▶ Records:
· · · · ·

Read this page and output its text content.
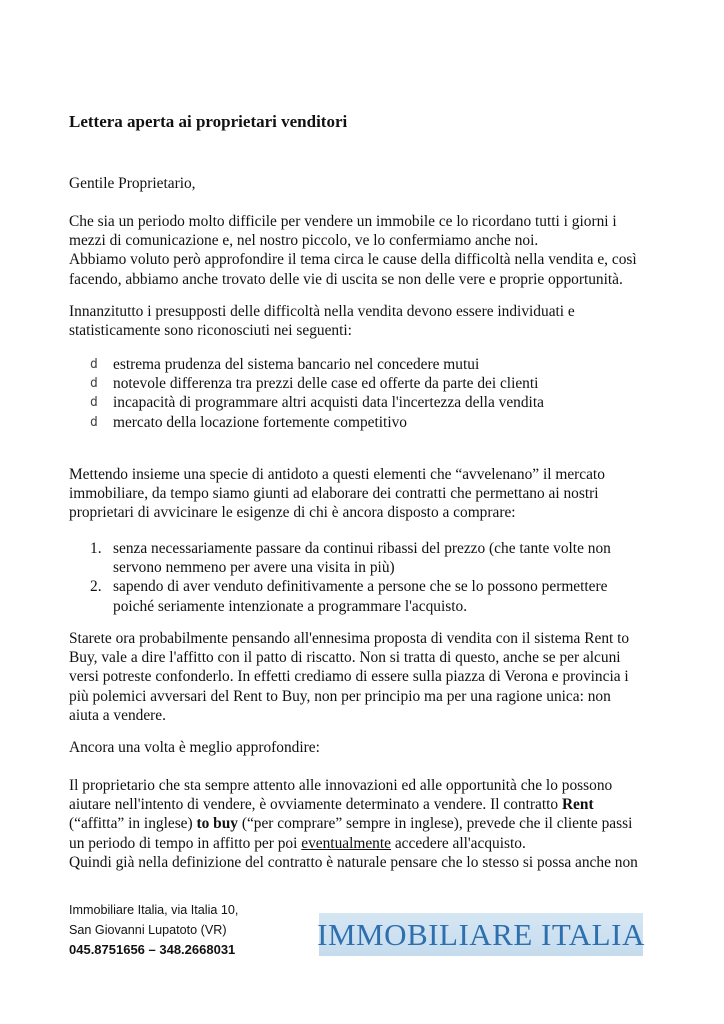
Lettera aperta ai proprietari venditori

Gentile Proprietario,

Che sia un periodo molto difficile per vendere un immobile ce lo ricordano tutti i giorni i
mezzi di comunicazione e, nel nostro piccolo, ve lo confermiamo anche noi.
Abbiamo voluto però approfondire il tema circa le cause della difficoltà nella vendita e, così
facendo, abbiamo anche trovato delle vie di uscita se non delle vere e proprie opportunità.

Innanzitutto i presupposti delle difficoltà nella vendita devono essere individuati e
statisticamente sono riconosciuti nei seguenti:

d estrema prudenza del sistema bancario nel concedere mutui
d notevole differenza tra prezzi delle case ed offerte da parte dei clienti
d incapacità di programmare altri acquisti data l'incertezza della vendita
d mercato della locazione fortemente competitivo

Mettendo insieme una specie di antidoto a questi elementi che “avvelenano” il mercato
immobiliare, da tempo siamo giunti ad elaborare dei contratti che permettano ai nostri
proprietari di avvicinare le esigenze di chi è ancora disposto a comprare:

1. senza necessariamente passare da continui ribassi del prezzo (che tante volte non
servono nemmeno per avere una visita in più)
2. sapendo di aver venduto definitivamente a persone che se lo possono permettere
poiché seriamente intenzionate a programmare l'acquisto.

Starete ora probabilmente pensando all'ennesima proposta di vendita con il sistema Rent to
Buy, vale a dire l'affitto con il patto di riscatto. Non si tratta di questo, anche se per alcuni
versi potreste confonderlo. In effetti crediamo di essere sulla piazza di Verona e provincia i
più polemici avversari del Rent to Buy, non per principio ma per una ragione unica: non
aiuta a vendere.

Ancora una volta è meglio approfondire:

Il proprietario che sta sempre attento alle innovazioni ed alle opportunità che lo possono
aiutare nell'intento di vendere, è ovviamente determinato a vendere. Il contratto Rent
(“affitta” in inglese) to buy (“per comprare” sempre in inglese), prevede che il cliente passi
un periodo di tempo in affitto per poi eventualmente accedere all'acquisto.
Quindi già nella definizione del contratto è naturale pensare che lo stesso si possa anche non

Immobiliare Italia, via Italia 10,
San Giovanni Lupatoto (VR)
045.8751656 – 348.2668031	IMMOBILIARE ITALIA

· · · · ·

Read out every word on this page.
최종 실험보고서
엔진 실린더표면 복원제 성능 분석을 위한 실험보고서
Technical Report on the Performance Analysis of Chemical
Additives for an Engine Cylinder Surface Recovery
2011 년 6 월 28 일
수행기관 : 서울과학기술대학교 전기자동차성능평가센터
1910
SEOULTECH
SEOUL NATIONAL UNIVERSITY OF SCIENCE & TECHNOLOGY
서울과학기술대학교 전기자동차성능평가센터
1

· · · · ·

▶ Short problem:
Check each line of the records above for the word "Rent", then give the number of lines that have it, with no other words.

▶ Result below:
3